* **EXERCISE MATERIALS**
—————

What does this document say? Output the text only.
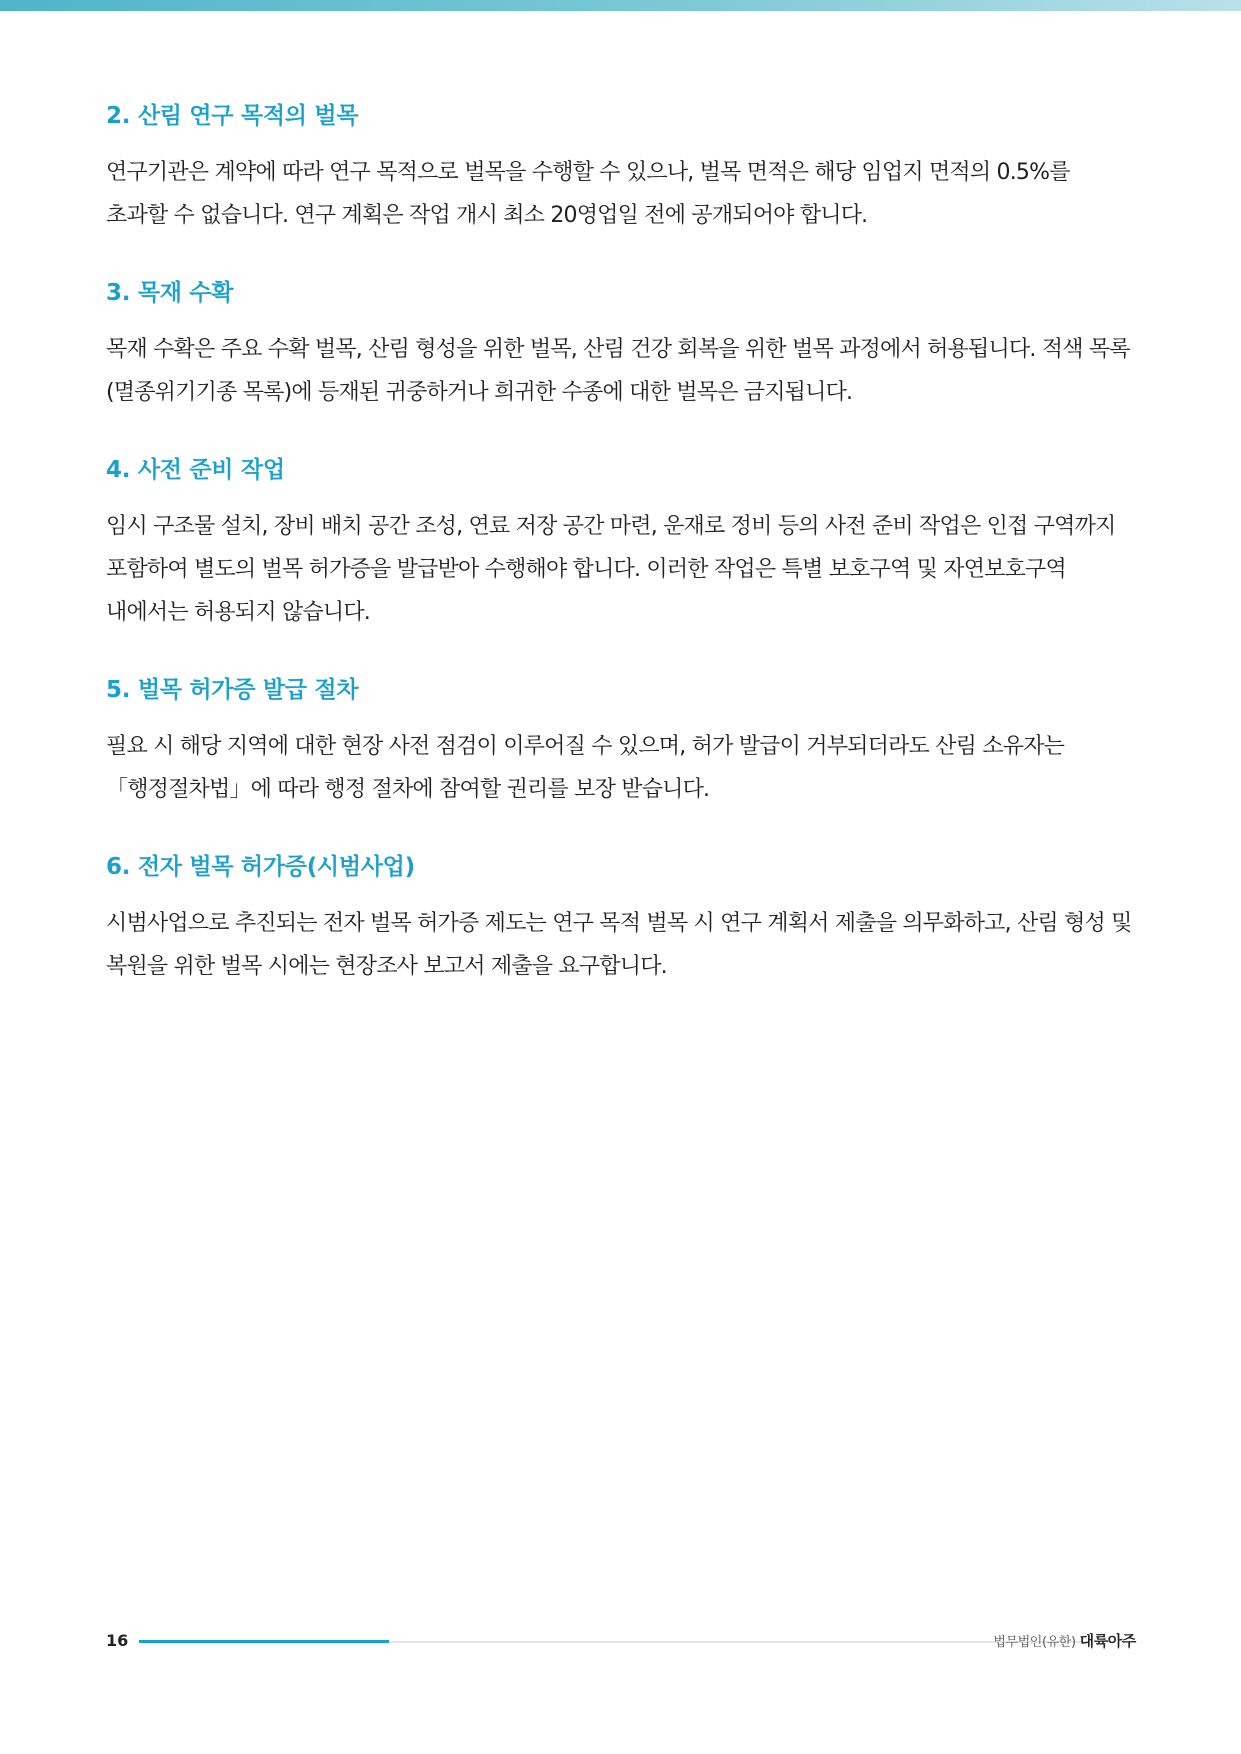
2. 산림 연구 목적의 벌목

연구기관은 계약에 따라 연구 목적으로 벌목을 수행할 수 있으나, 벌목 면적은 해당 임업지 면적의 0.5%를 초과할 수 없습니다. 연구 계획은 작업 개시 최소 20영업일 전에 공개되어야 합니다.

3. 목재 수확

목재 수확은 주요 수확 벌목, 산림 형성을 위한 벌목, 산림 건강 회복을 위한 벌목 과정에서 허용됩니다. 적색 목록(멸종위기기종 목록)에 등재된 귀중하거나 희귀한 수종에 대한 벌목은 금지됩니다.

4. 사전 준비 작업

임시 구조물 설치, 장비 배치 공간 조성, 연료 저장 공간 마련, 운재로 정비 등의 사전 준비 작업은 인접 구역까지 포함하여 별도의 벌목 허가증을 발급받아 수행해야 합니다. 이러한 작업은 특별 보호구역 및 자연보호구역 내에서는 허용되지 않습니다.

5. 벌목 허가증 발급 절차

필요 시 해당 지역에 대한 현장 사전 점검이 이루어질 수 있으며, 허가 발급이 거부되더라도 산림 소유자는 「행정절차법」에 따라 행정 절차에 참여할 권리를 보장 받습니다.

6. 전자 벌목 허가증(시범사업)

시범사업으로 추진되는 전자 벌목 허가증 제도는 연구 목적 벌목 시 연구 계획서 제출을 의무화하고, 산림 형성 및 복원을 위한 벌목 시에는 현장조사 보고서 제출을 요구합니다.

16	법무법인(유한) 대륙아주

—————

Reproduce every line above as written, skipping pictures.

* **WORKED ANSWER**
What does this document say? Output the text only.
2. 산림 연구 목적의 벌목

연구기관은 계약에 따라 연구 목적으로 벌목을 수행할 수 있으나, 벌목 면적은 해당 임업지 면적의 0.5%를 초과할 수 없습니다. 연구 계획은 작업 개시 최소 20영업일 전에 공개되어야 합니다.

3. 목재 수확

목재 수확은 주요 수확 벌목, 산림 형성을 위한 벌목, 산림 건강 회복을 위한 벌목 과정에서 허용됩니다. 적색 목록(멸종위기기종 목록)에 등재된 귀중하거나 희귀한 수종에 대한 벌목은 금지됩니다.

4. 사전 준비 작업

임시 구조물 설치, 장비 배치 공간 조성, 연료 저장 공간 마련, 운재로 정비 등의 사전 준비 작업은 인접 구역까지 포함하여 별도의 벌목 허가증을 발급받아 수행해야 합니다. 이러한 작업은 특별 보호구역 및 자연보호구역 내에서는 허용되지 않습니다.

5. 벌목 허가증 발급 절차

필요 시 해당 지역에 대한 현장 사전 점검이 이루어질 수 있으며, 허가 발급이 거부되더라도 산림 소유자는 「행정절차법」에 따라 행정 절차에 참여할 권리를 보장 받습니다.

6. 전자 벌목 허가증(시범사업)

시범사업으로 추진되는 전자 벌목 허가증 제도는 연구 목적 벌목 시 연구 계획서 제출을 의무화하고, 산림 형성 및 복원을 위한 벌목 시에는 현장조사 보고서 제출을 요구합니다.

16	법무법인(유한) 대륙아주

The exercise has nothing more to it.